Restate each of the lines given below, word for word.

:: DATASET EXTRACT

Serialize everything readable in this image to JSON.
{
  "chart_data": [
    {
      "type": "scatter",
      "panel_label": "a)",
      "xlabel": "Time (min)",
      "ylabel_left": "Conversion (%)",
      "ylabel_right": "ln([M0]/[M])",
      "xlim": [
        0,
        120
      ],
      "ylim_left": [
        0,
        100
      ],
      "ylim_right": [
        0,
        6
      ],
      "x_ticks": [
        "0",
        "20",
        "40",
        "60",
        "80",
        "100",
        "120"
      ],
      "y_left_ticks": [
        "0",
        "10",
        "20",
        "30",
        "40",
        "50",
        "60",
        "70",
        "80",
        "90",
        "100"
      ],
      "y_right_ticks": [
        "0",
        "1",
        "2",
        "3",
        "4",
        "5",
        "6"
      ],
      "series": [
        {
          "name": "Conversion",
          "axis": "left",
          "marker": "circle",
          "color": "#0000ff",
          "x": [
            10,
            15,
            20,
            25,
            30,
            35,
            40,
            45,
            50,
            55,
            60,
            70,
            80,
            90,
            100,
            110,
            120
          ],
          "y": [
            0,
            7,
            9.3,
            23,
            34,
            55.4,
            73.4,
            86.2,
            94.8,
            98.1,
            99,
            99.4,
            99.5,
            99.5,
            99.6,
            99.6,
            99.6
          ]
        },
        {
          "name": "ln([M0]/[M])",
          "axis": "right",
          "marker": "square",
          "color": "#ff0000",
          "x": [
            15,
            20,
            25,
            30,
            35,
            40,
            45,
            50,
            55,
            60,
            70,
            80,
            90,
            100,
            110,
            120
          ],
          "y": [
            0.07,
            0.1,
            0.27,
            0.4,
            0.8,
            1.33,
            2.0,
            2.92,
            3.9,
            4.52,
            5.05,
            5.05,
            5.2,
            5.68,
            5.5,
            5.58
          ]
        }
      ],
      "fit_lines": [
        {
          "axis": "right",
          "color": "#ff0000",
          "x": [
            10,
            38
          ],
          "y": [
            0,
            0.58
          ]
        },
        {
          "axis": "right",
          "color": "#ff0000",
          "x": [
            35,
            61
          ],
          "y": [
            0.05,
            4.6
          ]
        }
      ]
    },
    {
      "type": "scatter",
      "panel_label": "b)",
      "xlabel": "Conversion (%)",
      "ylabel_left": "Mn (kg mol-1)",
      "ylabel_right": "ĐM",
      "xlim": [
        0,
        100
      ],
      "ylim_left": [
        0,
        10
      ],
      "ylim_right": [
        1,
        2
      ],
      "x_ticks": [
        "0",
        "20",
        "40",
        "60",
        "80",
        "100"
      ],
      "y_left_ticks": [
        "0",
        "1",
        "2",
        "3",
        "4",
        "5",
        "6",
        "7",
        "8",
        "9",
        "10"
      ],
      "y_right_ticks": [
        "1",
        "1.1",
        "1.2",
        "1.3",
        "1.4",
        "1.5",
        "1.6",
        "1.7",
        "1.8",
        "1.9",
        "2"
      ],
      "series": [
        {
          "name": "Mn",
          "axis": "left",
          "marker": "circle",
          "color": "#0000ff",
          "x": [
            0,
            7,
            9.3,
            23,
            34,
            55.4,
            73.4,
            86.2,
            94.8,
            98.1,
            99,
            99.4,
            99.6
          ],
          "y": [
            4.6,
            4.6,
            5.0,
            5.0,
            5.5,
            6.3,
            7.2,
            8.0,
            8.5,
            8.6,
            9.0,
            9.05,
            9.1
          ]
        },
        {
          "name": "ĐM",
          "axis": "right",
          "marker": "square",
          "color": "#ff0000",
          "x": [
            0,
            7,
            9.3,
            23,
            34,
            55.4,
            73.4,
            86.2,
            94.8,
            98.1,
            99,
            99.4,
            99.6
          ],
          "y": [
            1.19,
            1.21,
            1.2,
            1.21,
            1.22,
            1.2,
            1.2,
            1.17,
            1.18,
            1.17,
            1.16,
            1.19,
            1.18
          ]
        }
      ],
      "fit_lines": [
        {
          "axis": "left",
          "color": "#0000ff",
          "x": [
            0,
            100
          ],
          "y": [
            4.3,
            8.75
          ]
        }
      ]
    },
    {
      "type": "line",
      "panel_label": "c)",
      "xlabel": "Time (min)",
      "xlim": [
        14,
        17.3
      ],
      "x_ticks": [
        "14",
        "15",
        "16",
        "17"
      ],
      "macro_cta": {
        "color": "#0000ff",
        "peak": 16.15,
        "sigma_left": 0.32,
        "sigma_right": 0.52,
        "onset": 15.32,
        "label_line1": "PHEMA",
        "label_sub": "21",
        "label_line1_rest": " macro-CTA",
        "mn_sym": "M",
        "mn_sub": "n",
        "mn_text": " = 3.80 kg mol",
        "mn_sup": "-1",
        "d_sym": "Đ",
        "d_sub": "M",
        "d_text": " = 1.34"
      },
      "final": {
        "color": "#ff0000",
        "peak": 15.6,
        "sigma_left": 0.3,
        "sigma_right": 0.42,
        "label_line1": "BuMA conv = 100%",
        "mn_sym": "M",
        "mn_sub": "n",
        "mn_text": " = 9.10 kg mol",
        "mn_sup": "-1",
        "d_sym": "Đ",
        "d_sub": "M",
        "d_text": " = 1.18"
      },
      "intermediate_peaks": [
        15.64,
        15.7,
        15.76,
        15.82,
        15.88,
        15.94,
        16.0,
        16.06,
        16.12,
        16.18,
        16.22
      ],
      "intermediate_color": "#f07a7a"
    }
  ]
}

::::

TASK SOLUTION:
Serialize everything readable in this image to JSON.
{
  "chart_data": [
    {
      "type": "scatter",
      "panel_label": "a)",
      "xlabel": "Time (min)",
      "ylabel_left": "Conversion (%)",
      "ylabel_right": "ln([M0]/[M])",
      "xlim": [
        0,
        120
      ],
      "ylim_left": [
        0,
        100
      ],
      "ylim_right": [
        0,
        6
      ],
      "x_ticks": [
        "0",
        "20",
        "40",
        "60",
        "80",
        "100",
        "120"
      ],
      "y_left_ticks": [
        "0",
        "10",
        "20",
        "30",
        "40",
        "50",
        "60",
        "70",
        "80",
        "90",
        "100"
      ],
      "y_right_ticks": [
        "0",
        "1",
        "2",
        "3",
        "4",
        "5",
        "6"
      ],
      "series": [
        {
          "name": "Conversion",
          "axis": "left",
          "marker": "circle",
          "color": "#0000ff",
          "x": [
            10,
            15,
            20,
            25,
            30,
            35,
            40,
            45,
            50,
            55,
            60,
            70,
            80,
            90,
            100,
            110,
            120
          ],
          "y": [
            0,
            7,
            9.3,
            23,
            34,
            55.4,
            73.4,
            86.2,
            94.8,
            98.1,
            99,
            99.4,
            99.5,
            99.5,
            99.6,
            99.6,
            99.6
          ]
        },
        {
          "name": "ln([M0]/[M])",
          "axis": "right",
          "marker": "square",
          "color": "#ff0000",
          "x": [
            15,
            20,
            25,
            30,
            35,
            40,
            45,
            50,
            55,
            60,
            70,
            80,
            90,
            100,
            110,
            120
          ],
          "y": [
            0.07,
            0.1,
            0.27,
            0.4,
            0.8,
            1.33,
            2.0,
            2.92,
            3.9,
            4.52,
            5.05,
            5.05,
            5.2,
            5.68,
            5.5,
            5.58
          ]
        }
      ],
      "fit_lines": [
        {
          "axis": "right",
          "color": "#ff0000",
          "x": [
            10,
            38
          ],
          "y": [
            0,
            0.58
          ]
        },
        {
          "axis": "right",
          "color": "#ff0000",
          "x": [
            35,
            61
          ],
          "y": [
            0.05,
            4.6
          ]
        }
      ]
    },
    {
      "type": "scatter",
      "panel_label": "b)",
      "xlabel": "Conversion (%)",
      "ylabel_left": "Mn (kg mol-1)",
      "ylabel_right": "ĐM",
      "xlim": [
        0,
        100
      ],
      "ylim_left": [
        0,
        10
      ],
      "ylim_right": [
        1,
        2
      ],
      "x_ticks": [
        "0",
        "20",
        "40",
        "60",
        "80",
        "100"
      ],
      "y_left_ticks": [
        "0",
        "1",
        "2",
        "3",
        "4",
        "5",
        "6",
        "7",
        "8",
        "9",
        "10"
      ],
      "y_right_ticks": [
        "1",
        "1.1",
        "1.2",
        "1.3",
        "1.4",
        "1.5",
        "1.6",
        "1.7",
        "1.8",
        "1.9",
        "2"
      ],
      "series": [
        {
          "name": "Mn",
          "axis": "left",
          "marker": "circle",
          "color": "#0000ff",
          "x": [
            0,
            7,
            9.3,
            23,
            34,
            55.4,
            73.4,
            86.2,
            94.8,
            98.1,
            99,
            99.4,
            99.6
          ],
          "y": [
            4.6,
            4.6,
            5.0,
            5.0,
            5.5,
            6.3,
            7.2,
            8.0,
            8.5,
            8.6,
            9.0,
            9.05,
            9.1
          ]
        },
        {
          "name": "ĐM",
          "axis": "right",
          "marker": "square",
          "color": "#ff0000",
          "x": [
            0,
            7,
            9.3,
            23,
            34,
            55.4,
            73.4,
            86.2,
            94.8,
            98.1,
            99,
            99.4,
            99.6
          ],
          "y": [
            1.19,
            1.21,
            1.2,
            1.21,
            1.22,
            1.2,
            1.2,
            1.17,
            1.18,
            1.17,
            1.16,
            1.19,
            1.18
          ]
        }
      ],
      "fit_lines": [
        {
          "axis": "left",
          "color": "#0000ff",
          "x": [
            0,
            100
          ],
          "y": [
            4.3,
            8.75
          ]
        }
      ]
    },
    {
      "type": "line",
      "panel_label": "c)",
      "xlabel": "Time (min)",
      "xlim": [
        14,
        17.3
      ],
      "x_ticks": [
        "14",
        "15",
        "16",
        "17"
      ],
      "macro_cta": {
        "color": "#0000ff",
        "peak": 16.15,
        "sigma_left": 0.32,
        "sigma_right": 0.52,
        "onset": 15.32,
        "label_line1": "PHEMA",
        "label_sub": "21",
        "label_line1_rest": " macro-CTA",
        "mn_sym": "M",
        "mn_sub": "n",
        "mn_text": " = 3.80 kg mol",
        "mn_sup": "-1",
        "d_sym": "Đ",
        "d_sub": "M",
        "d_text": " = 1.34"
      },
      "final": {
        "color": "#ff0000",
        "peak": 15.6,
        "sigma_left": 0.3,
        "sigma_right": 0.42,
        "label_line1": "BuMA conv = 100%",
        "mn_sym": "M",
        "mn_sub": "n",
        "mn_text": " = 9.10 kg mol",
        "mn_sup": "-1",
        "d_sym": "Đ",
        "d_sub": "M",
        "d_text": " = 1.18"
      },
      "intermediate_peaks": [
        15.64,
        15.7,
        15.76,
        15.82,
        15.88,
        15.94,
        16.0,
        16.06,
        16.12,
        16.18,
        16.22
      ],
      "intermediate_color": "#f07a7a"
    }
  ]
}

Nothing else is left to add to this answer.